WORK TO COMPLETE: Below are the records; pull every line that includes "ἐξίσωσις".

MATERIAL FOR THE TASK:

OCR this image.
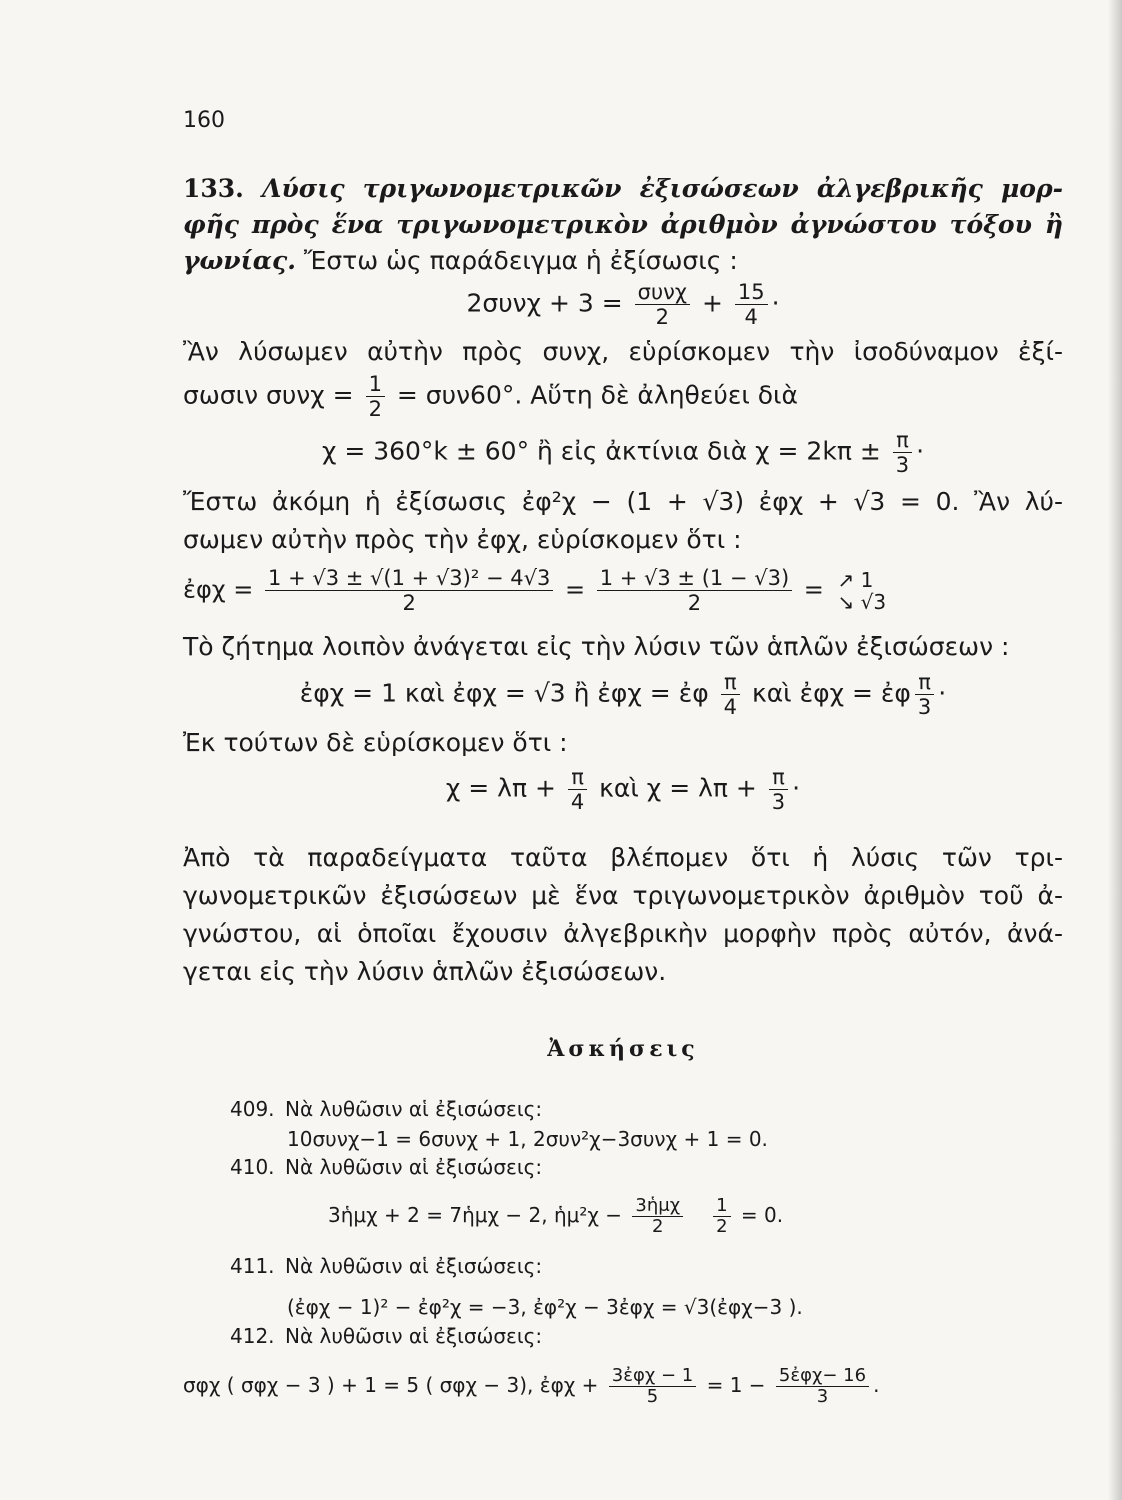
160
133. Λύσις τριγωνομετρικῶν ἐξισώσεων ἀλγεβρικῆς μορ-
φῆς πρὸς ἕνα τριγωνομετρικὸν ἀριθμὸν ἀγνώστου τόξου ἢ
γωνίας. Ἔστω ὡς παράδειγμα ἡ ἐξίσωσις :
$2\sigma\upsilon\nu\chi + 3 = \frac{\text{συνχ}}{2} + \frac{15}{4}$ ·
Ἂν λύσωμεν αὐτὴν πρὸς συνχ, εὑρίσκομεν τὴν ἰσοδύναμον ἐξί-
σωσιν $\sigma\upsilon\nu\chi = \frac{1}{2} = \sigma\upsilon\nu 60^\circ$. Αὕτη δὲ ἀληθεύει διὰ
χ = 360°k ± 60° ἢ εἰς ἀκτίνια διὰ $\chi = 2k\pi \pm \frac{\pi}{3}$ ·
Ἔστω ἀκόμη ἡ ἐξίσωσις ἐφ²χ − (1 + √3) ἐφχ + √3 = 0. Ἂν λύ-
σωμεν αὐτὴν πρὸς τὴν ἐφχ, εὑρίσκομεν ὅτι :
ἐφχ = $\frac{\text{1 + √3 ± √(1 + √3)² − 4√3}}{2} = \frac{1 + √3 \pm (1 - √3)}{2}$ = ↗ 1
↘ √3
Τὸ ζήτημα λοιπὸν ἀνάγεται εἰς τὴν λύσιν τῶν ἁπλῶν ἐξισώσεων :
ἐφχ = 1 καὶ ἐφχ = √3 ἢ ἐφχ = ἐφ $\frac{\pi}{4}$ καὶ ἐφχ = ἐφ $\frac{\pi}{3}$ ·
Ἐκ τούτων δὲ εὑρίσκομεν ὅτι :
$\chi = \lambda\pi + \frac{\pi}{4}$ καὶ $\chi = \lambda\pi + \frac{\pi}{3}$ ·
Ἀπὸ τὰ παραδείγματα ταῦτα βλέπομεν ὅτι ἡ λύσις τῶν τρι-
γωνομετρικῶν ἐξισώσεων μὲ ἕνα τριγωνομετρικὸν ἀριθμὸν τοῦ ἀ-
γνώστου, αἱ ὁποῖαι ἔχουσιν ἀλγεβρικὴν μορφὴν πρὸς αὐτόν, ἀνά-
γεται εἰς τὴν λύσιν ἁπλῶν ἐξισώσεων.
Ἀσκήσεις
409. Νὰ λυθῶσιν αἱ ἐξισώσεις:
10συνχ−1 = 6συνχ + 1, 2συν²χ−3συνχ + 1 = 0.
410. Νὰ λυθῶσιν αἱ ἐξισώσεις:
3ἡμχ + 2 = 7ἡμχ − 2, ἡμ²χ − $\frac{\text{3ἡμχ}}{2} \frac{1}{2} = 0$.
411. Νὰ λυθῶσιν αἱ ἐξισώσεις:
(ἐφχ − 1)² − ἐφ²χ = −3, ἐφ²χ − 3ἐφχ = √3(ἐφχ−3 ).
412. Νὰ λυθῶσιν αἱ ἐξισώσεις:
σφχ ( σφχ − 3 ) + 1 = 5 ( σφχ − 3), ἐφχ + $\frac{\text{3ἐφχ − 1}}{5} = 1 - \frac{\text{5ἐφχ− 16}}{3}$ .
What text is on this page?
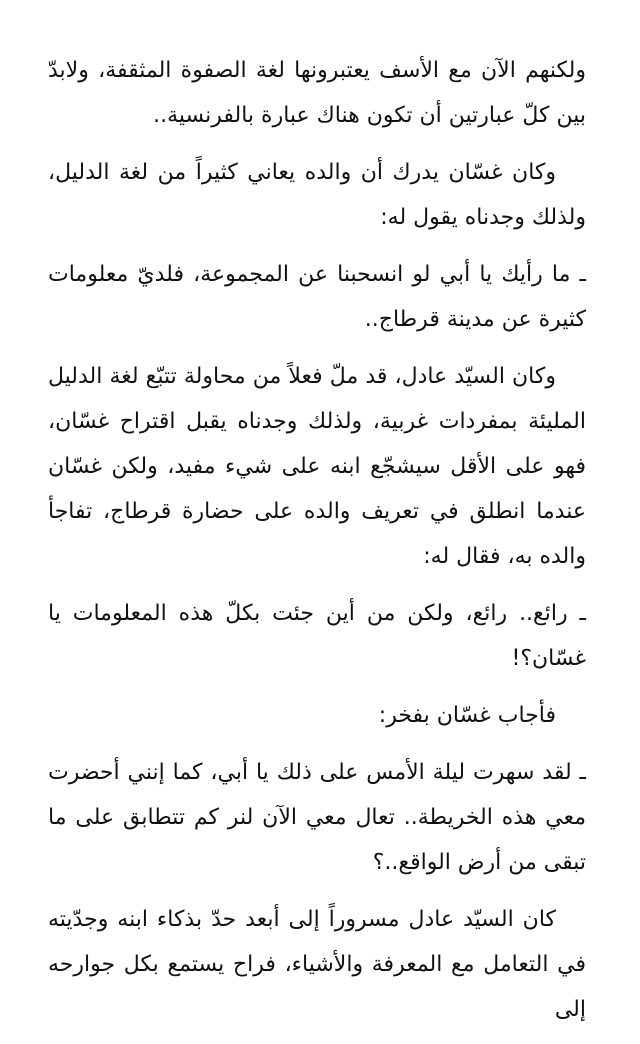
ولكنهم الآن مع الأسف يعتبرونها لغة الصفوة المثقفة، ولابدّ بين كلّ عبارتين أن تكون هناك عبارة بالفرنسية..

وكان غسّان يدرك أن والده يعاني كثيراً من لغة الدليل، ولذلك وجدناه يقول له:

ـ ما رأيك يا أبي لو انسحبنا عن المجموعة، فلديّ معلومات كثيرة عن مدينة قرطاج..

وكان السيّد عادل، قد ملّ فعلاً من محاولة تتبّع لغة الدليل المليئة بمفردات غربية، ولذلك وجدناه يقبل اقتراح غسّان، فهو على الأقل سيشجّع ابنه على شيء مفيد، ولكن غسّان عندما انطلق في تعريف والده على حضارة قرطاج، تفاجأ والده به، فقال له:

ـ رائع.. رائع، ولكن من أين جئت بكلّ هذه المعلومات يا غسّان؟!

فأجاب غسّان بفخر:

ـ لقد سهرت ليلة الأمس على ذلك يا أبي، كما إنني أحضرت معي هذه الخريطة.. تعال معي الآن لنر كم تتطابق على ما تبقى من أرض الواقع..؟

كان السيّد عادل مسروراً إلى أبعد حدّ بذكاء ابنه وجدّيته في التعامل مع المعرفة والأشياء، فراح يستمع بكل جوارحه إلى
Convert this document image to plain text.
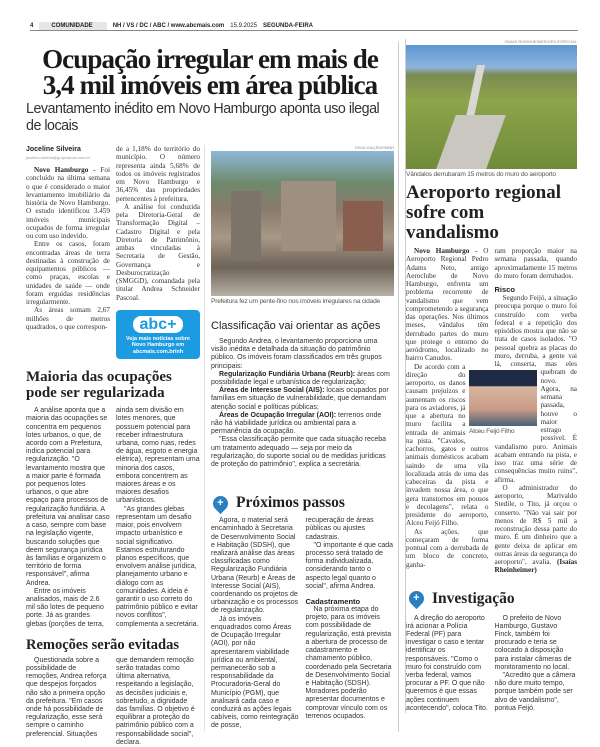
4	COMUNIDADE	NH / VS / DC / ABC / www.abcmais.com 15.9.2025 SEGUNDA-FEIRA
Ocupação irregular em mais de
3,4 mil imóveis em área pública
Levantamento inédito em Novo Hamburgo aponta uso ilegal de locais
Joceline Silveira
joceline.silveira@gruposinos.com.br

Novo Hamburgo - Foi concluído na última semana o que é considerado o maior levantamento imobiliário da história de Novo Hamburgo. O estudo identificou 3.459 imóveis municipais ocupados de forma irregular ou com uso indevido.

Entre os casos, foram encontradas áreas de terra destinadas à construção de equipamentos públicos — como praças, escolas e unidades de saúde — onde foram erguidas residências irregularmente.

As áreas somam 2,67 milhões de metros quadrados, o que correspon-

de a 1,18% do território do município. O número representa ainda 5,68% de todos os imóveis registrados em Novo Hamburgo e 36,45% das propriedades pertencentes à prefeitura.

A análise foi conduzida pela Diretoria-Geral de Transformação Digital – Cadastro Digital e pela Diretoria de Patrimônio, ambas vinculadas à Secretaria de Gestão, Governança e Desburocratização (SMGGD), comandada pela titular Andrea Schneider Pascoal.

abc+
Veja mais notícias sobre
Novo Hamburgo em
abcmais.com.br/nh
Maioria das ocupações
pode ser regularizada

A análise aponta que a maioria das ocupações se concentra em pequenos lotes urbanos, o que, de acordo com a Prefeitura, indica potencial para regularização. "O levantamento mostra que a maior parte é formada por pequenos lotes urbanos, o que abre espaço para processos de regularização fundiária. A prefeitura vai analisar caso a caso, sempre com base na legislação vigente, buscando soluções que deem segurança jurídica às famílias e organizem o território de forma responsável", afirma Andrea.

Entre os imóveis analisados, mais de 2.6 mil são lotes de pequeno porte. Já as grandes glebas (porções de terra,

ainda sem divisão em lotes menores, que possuem potencial para receber infraestrutura urbana, como ruas, redes de água, esgoto e energia elétrica), representam uma minoria dos casos, embora concentrem as maiores áreas e os maiores desafios urbanísticos.

"As grandes glebas representam um desafio maior, pois envolvem impacto urbanístico e social significativo. Estamos estruturando planos específicos, que envolvem análise jurídica, planejamento urbano e diálogo com as comunidades. A ideia é garantir o uso correto do patrimônio público e evitar novos conflitos", complementa a secretária.

Remoções serão evitadas

Questionada sobre a possibilidade de remoções, Andrea reforça que despejos forçados não são a primeira opção da prefeitura. "Em casos onde há possibilidade de regularização, esse será sempre o caminho preferencial. Situações

que demandem remoção serão tratadas como última alternativa, respeitando a legislação, as decisões judiciais e, sobretudo, a dignidade das famílias. O objetivo é equilibrar a proteção do patrimônio público com a responsabilidade social", declara.

DIVULGAÇÃO/PMNH
Prefeitura fez um pente-fino nos imóveis irregulares na cidade
Classificação vai orientar as ações

Segundo Andrea, o levantamento proporciona uma visão inédita e detalhada da situação do patrimônio público. Os imóveis foram classificados em três grupos principais:

Regularização Fundiária Urbana (Reurb): áreas com possibilidade legal e urbanística de regularização;

Áreas de Interesse Social (AIS): locais ocupados por famílias em situação de vulnerabilidade, que demandam atenção social e políticas públicas;

Áreas de Ocupação Irregular (AOI): terrenos onde não há viabilidade jurídica ou ambiental para a permanência da ocupação.

"Essa classificação permite que cada situação receba um tratamento adequado — seja por meio da regularização, do suporte social ou de medidas jurídicas de proteção do patrimônio", explica a secretária.

+ Próximos passos

Agora, o material será encaminhado à Secretaria de Desenvolvimento Social e Habitação (SDSH), que realizará análise das áreas classificadas como Regularização Fundiária Urbana (Reurb) e Áreas de Interesse Social (AIS), coordenando os projetos de urbanização e os processos de regularização.

Já os imóveis enquadrados como Áreas de Ocupação Irregular (AOI), por não apresentarem viabilidade jurídica ou ambiental, permanecerão sob a responsabilidade da Procuradoria-Geral do Município (PGM), que analisará cada caso e conduzirá as ações legais cabíveis, como reintegração de posse,

recuperação de áreas públicas ou ajustes cadastrais.

"O importante é que cada processo será tratado de forma individualizada, considerando tanto o aspecto legal quanto o social", afirma Andrea.

Cadastramento

Na próxima etapa do projeto, para os imóveis com possibilidade de regularização, está prevista a abertura de processo de cadastramento e chamamento público, coordenado pela Secretaria de Desenvolvimento Social e Habitação (SDSH). Moradores poderão apresentar documentos e comprovar vínculo com os terrenos ocupados.

ISAÍAS RHEINHEIMER/GES-ESPECIAL
Vândalos derrubaram 15 metros do muro do aeroporto
Aeroporto regional
sofre com vandalismo

Novo Hamburgo - O Aeroporto Regional Pedro Adams Neto, antigo Aeroclube de Novo Hamburgo, enfrenta um problema recorrente de vandalismo que vem comprometendo a segurança das operações. Nos últimos meses, vândalos têm derrubado partes do muro que protege o entorno do aeródromo, localizado no bairro Canudos.

De acordo com a direção do aeroporto, os danos causam prejuízos e aumentam os riscos para os aviadores, já que a abertura no muro facilita a entrada de animais na pista. "Cavalos, cachorros, gatos e outros animais domésticos acabam saindo de uma vila localizada atrás de uma das cabeceiras da pista e invadem nossa área, o que gera transtornos em pousos e decolagens", relata o presidente do aeroporto, Alceu Feijó Filho.

As ações, que começaram de forma pontual com a derrubada de um bloco de concreto, ganha-

ram proporção maior na semana passada, quando aproximadamente 15 metros do muro foram derrubados.

Risco

Segundo Feijó, a situação preocupa porque o muro foi construído com verba federal e a repetição dos episódios mostra que não se trata de casos isolados. "O pessoal quebra as placas do muro, derruba, a gente vai lá, conserta, mas eles quebram de novo. Agora, na semana passada, houve o maior estrago possível. É vandalismo puro. Animais acabam entrando na pista, e isso traz uma série de consequências muito ruins", afirma.

O administrador do aeroporto, Marivaldo Stedile, o Tito, já orçou o conserto. "Não vai sair por menos de R$ 5 mil a reconstrução dessa parte do muro. É um dinheiro que a gente deixa de aplicar em outras áreas da segurança do aeroporto", avalia. (Isaías Rheinheimer)

Alceu Feijó Filho
+ Investigação

A direção do aeroporto irá acionar a Polícia Federal (PF) para investigar o caso e tentar identificar os responsáveis. "Como o muro foi construído com verba federal, vamos procurar a PF. O que não queremos é que essas ações continuem acontecendo", coloca Tito.

O prefeito de Novo Hamburgo, Gustavo Finck, também foi procurado e teria se colocado à disposição para instalar câmeras de monitoramento no local.

"Acredito que a câmera não dure muito tempo, porque também pode ser alvo de vandalismo", pontua Feijó.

OUTPUT FOR THIS TASK:
γωνίας. Ἔστω ὡς παράδειγμα ἡ ἐξίσωσις :
Ἔστω ἀκόμη ἡ ἐξίσωσις ἐφ²χ − (1 + √3) ἐφχ + √3 = 0. Ἂν λύ-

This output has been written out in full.